START
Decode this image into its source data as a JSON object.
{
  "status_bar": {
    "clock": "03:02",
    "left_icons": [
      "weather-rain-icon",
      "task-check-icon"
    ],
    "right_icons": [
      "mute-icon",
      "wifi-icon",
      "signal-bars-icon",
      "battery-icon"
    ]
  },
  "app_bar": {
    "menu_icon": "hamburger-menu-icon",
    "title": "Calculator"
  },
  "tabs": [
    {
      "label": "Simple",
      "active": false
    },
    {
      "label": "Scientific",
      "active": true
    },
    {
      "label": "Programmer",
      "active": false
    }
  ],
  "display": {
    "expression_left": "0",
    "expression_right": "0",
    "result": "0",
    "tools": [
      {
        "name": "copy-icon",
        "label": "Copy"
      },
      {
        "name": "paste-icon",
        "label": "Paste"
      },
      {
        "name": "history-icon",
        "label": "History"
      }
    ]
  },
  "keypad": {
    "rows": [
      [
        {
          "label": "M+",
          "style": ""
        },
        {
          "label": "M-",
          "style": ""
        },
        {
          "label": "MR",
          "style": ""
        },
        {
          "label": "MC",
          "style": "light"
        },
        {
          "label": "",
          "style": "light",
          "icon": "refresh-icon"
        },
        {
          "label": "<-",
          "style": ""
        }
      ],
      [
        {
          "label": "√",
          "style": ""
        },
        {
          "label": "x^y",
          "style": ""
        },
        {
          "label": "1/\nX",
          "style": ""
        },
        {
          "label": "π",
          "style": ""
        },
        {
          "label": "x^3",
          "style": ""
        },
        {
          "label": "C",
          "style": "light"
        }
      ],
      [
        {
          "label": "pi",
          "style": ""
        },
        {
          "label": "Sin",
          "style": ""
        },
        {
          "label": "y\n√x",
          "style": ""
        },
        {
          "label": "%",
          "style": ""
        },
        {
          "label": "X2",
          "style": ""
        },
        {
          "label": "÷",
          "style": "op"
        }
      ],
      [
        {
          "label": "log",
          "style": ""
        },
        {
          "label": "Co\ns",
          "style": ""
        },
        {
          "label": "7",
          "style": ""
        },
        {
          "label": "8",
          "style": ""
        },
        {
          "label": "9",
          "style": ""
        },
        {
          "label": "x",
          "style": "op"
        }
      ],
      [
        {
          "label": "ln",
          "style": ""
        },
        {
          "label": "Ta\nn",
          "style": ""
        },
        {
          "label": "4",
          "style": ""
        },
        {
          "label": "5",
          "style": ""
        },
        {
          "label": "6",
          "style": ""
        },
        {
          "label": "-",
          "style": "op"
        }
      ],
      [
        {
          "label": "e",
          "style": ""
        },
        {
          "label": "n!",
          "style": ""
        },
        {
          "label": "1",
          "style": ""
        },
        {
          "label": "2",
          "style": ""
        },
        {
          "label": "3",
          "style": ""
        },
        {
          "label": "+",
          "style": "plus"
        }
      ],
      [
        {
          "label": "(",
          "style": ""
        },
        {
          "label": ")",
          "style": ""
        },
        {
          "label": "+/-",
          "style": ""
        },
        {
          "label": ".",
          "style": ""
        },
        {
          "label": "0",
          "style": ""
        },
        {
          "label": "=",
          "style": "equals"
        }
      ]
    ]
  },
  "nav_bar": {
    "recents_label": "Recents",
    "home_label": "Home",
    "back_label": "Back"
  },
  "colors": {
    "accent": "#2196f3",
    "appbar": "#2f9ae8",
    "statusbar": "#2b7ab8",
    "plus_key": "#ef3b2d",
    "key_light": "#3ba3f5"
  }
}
END
WHAT IS REQUIRED: Set down the material above again, word for word.

ANSWER TO THIS PROBLEM:
Decode this image into its source data as a JSON object.
{
  "status_bar": {
    "clock": "03:02",
    "left_icons": [
      "weather-rain-icon",
      "task-check-icon"
    ],
    "right_icons": [
      "mute-icon",
      "wifi-icon",
      "signal-bars-icon",
      "battery-icon"
    ]
  },
  "app_bar": {
    "menu_icon": "hamburger-menu-icon",
    "title": "Calculator"
  },
  "tabs": [
    {
      "label": "Simple",
      "active": false
    },
    {
      "label": "Scientific",
      "active": true
    },
    {
      "label": "Programmer",
      "active": false
    }
  ],
  "display": {
    "expression_left": "0",
    "expression_right": "0",
    "result": "0",
    "tools": [
      {
        "name": "copy-icon",
        "label": "Copy"
      },
      {
        "name": "paste-icon",
        "label": "Paste"
      },
      {
        "name": "history-icon",
        "label": "History"
      }
    ]
  },
  "keypad": {
    "rows": [
      [
        {
          "label": "M+",
          "style": ""
        },
        {
          "label": "M-",
          "style": ""
        },
        {
          "label": "MR",
          "style": ""
        },
        {
          "label": "MC",
          "style": "light"
        },
        {
          "label": "",
          "style": "light",
          "icon": "refresh-icon"
        },
        {
          "label": "<-",
          "style": ""
        }
      ],
      [
        {
          "label": "√",
          "style": ""
        },
        {
          "label": "x^y",
          "style": ""
        },
        {
          "label": "1/\nX",
          "style": ""
        },
        {
          "label": "π",
          "style": ""
        },
        {
          "label": "x^3",
          "style": ""
        },
        {
          "label": "C",
          "style": "light"
        }
      ],
      [
        {
          "label": "pi",
          "style": ""
        },
        {
          "label": "Sin",
          "style": ""
        },
        {
          "label": "y\n√x",
          "style": ""
        },
        {
          "label": "%",
          "style": ""
        },
        {
          "label": "X2",
          "style": ""
        },
        {
          "label": "÷",
          "style": "op"
        }
      ],
      [
        {
          "label": "log",
          "style": ""
        },
        {
          "label": "Co\ns",
          "style": ""
        },
        {
          "label": "7",
          "style": ""
        },
        {
          "label": "8",
          "style": ""
        },
        {
          "label": "9",
          "style": ""
        },
        {
          "label": "x",
          "style": "op"
        }
      ],
      [
        {
          "label": "ln",
          "style": ""
        },
        {
          "label": "Ta\nn",
          "style": ""
        },
        {
          "label": "4",
          "style": ""
        },
        {
          "label": "5",
          "style": ""
        },
        {
          "label": "6",
          "style": ""
        },
        {
          "label": "-",
          "style": "op"
        }
      ],
      [
        {
          "label": "e",
          "style": ""
        },
        {
          "label": "n!",
          "style": ""
        },
        {
          "label": "1",
          "style": ""
        },
        {
          "label": "2",
          "style": ""
        },
        {
          "label": "3",
          "style": ""
        },
        {
          "label": "+",
          "style": "plus"
        }
      ],
      [
        {
          "label": "(",
          "style": ""
        },
        {
          "label": ")",
          "style": ""
        },
        {
          "label": "+/-",
          "style": ""
        },
        {
          "label": ".",
          "style": ""
        },
        {
          "label": "0",
          "style": ""
        },
        {
          "label": "=",
          "style": "equals"
        }
      ]
    ]
  },
  "nav_bar": {
    "recents_label": "Recents",
    "home_label": "Home",
    "back_label": "Back"
  },
  "colors": {
    "accent": "#2196f3",
    "appbar": "#2f9ae8",
    "statusbar": "#2b7ab8",
    "plus_key": "#ef3b2d",
    "key_light": "#3ba3f5"
  }
}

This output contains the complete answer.